### Assigned task
The reply should contain each record below, returned exactly as given.

### Source information
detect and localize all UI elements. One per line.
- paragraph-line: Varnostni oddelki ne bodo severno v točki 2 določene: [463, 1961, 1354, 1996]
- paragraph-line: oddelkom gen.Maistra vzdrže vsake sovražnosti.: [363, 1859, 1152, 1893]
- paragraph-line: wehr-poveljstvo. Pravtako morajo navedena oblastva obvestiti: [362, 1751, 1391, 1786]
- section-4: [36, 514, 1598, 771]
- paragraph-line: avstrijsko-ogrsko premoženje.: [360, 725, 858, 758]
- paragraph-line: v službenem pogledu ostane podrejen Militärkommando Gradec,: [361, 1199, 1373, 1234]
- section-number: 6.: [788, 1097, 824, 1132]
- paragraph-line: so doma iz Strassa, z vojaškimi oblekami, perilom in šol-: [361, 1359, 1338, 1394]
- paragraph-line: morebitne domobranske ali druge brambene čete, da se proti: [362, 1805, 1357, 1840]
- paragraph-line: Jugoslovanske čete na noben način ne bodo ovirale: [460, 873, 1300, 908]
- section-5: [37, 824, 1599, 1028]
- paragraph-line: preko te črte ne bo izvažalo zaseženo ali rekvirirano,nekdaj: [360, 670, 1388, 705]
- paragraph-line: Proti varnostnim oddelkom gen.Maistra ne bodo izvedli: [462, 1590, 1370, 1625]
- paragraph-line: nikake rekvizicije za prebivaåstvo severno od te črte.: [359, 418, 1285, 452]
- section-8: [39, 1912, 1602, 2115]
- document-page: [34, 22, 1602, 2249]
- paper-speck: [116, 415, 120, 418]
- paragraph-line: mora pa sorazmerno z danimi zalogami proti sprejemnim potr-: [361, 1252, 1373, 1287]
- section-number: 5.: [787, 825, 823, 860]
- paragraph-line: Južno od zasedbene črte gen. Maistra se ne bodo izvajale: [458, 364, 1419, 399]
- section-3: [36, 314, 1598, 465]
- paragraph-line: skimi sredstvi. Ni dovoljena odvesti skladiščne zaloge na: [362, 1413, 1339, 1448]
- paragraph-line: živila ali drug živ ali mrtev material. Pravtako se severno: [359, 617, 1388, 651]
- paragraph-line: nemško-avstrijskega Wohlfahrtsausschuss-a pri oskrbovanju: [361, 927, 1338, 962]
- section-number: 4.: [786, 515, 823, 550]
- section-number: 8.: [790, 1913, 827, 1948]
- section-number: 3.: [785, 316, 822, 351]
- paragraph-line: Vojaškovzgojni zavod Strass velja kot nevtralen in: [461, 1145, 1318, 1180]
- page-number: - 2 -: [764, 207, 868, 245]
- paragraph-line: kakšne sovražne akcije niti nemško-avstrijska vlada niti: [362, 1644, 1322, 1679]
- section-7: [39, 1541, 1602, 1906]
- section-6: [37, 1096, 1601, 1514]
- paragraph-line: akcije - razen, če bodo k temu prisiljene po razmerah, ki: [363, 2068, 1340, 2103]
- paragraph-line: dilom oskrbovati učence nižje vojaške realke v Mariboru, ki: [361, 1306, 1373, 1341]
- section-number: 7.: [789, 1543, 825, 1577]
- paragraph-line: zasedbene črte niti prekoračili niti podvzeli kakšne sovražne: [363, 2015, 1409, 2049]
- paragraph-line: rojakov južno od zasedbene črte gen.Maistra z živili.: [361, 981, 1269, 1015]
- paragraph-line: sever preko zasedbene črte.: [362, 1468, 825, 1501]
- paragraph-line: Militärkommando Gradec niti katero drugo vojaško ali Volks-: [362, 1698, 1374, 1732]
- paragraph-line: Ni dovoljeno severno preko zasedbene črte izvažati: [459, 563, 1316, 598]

### Solved exercise
detect and localize all UI elements. One per line.
- paragraph-line: Varnostni oddelki ne bodo severno v točki 2 določene: [463, 1961, 1354, 1996]
- paragraph-line: oddelkom gen.Maistra vzdrže vsake sovražnosti.: [363, 1859, 1152, 1893]
- paragraph-line: wehr-poveljstvo. Pravtako morajo navedena oblastva obvestiti: [362, 1751, 1391, 1786]
- section-4: [36, 514, 1598, 771]
- paragraph-line: avstrijsko-ogrsko premoženje.: [360, 725, 858, 758]
- paragraph-line: v službenem pogledu ostane podrejen Militärkommando Gradec,: [361, 1199, 1373, 1234]
- section-number: 6.: [788, 1097, 824, 1132]
- paragraph-line: so doma iz Strassa, z vojaškimi oblekami, perilom in šol-: [361, 1359, 1338, 1394]
- paragraph-line: morebitne domobranske ali druge brambene čete, da se proti: [362, 1805, 1357, 1840]
- paragraph-line: Jugoslovanske čete na noben način ne bodo ovirale: [460, 873, 1300, 908]
- section-5: [37, 824, 1599, 1028]
- paragraph-line: preko te črte ne bo izvažalo zaseženo ali rekvirirano,nekdaj: [360, 670, 1388, 705]
- paragraph-line: Proti varnostnim oddelkom gen.Maistra ne bodo izvedli: [462, 1590, 1370, 1625]
- paragraph-line: nikake rekvizicije za prebivaåstvo severno od te črte.: [359, 418, 1285, 452]
- section-8: [39, 1912, 1602, 2115]
- document-page: [34, 22, 1602, 2249]
- paper-speck: [116, 415, 120, 418]
- paragraph-line: mora pa sorazmerno z danimi zalogami proti sprejemnim potr-: [361, 1252, 1373, 1287]
- section-number: 5.: [787, 825, 823, 860]
- paragraph-line: Južno od zasedbene črte gen. Maistra se ne bodo izvajale: [458, 364, 1419, 399]
- section-3: [36, 314, 1598, 465]
- paragraph-line: skimi sredstvi. Ni dovoljena odvesti skladiščne zaloge na: [362, 1413, 1339, 1448]
- paragraph-line: živila ali drug živ ali mrtev material. Pravtako se severno: [359, 617, 1388, 651]
- paragraph-line: nemško-avstrijskega Wohlfahrtsausschuss-a pri oskrbovanju: [361, 927, 1338, 962]
- section-number: 4.: [786, 515, 823, 550]
- section-number: 8.: [790, 1913, 827, 1948]
- section-number: 3.: [785, 316, 822, 351]
- paragraph-line: Vojaškovzgojni zavod Strass velja kot nevtralen in: [461, 1145, 1318, 1180]
- page-number: - 2 -: [764, 207, 868, 245]
- paragraph-line: kakšne sovražne akcije niti nemško-avstrijska vlada niti: [362, 1644, 1322, 1679]
- section-7: [39, 1541, 1602, 1906]
- section-6: [37, 1096, 1601, 1514]
- paragraph-line: akcije - razen, če bodo k temu prisiljene po razmerah, ki: [363, 2068, 1340, 2103]
- paragraph-line: dilom oskrbovati učence nižje vojaške realke v Mariboru, ki: [361, 1306, 1373, 1341]
- section-number: 7.: [789, 1543, 825, 1577]
- paragraph-line: zasedbene črte niti prekoračili niti podvzeli kakšne sovražne: [363, 2015, 1409, 2049]
- paragraph-line: rojakov južno od zasedbene črte gen.Maistra z živili.: [361, 981, 1269, 1015]
- paragraph-line: sever preko zasedbene črte.: [362, 1468, 825, 1501]
- paragraph-line: Militärkommando Gradec niti katero drugo vojaško ali Volks-: [362, 1698, 1374, 1732]
- paragraph-line: Ni dovoljeno severno preko zasedbene črte izvažati: [459, 563, 1316, 598]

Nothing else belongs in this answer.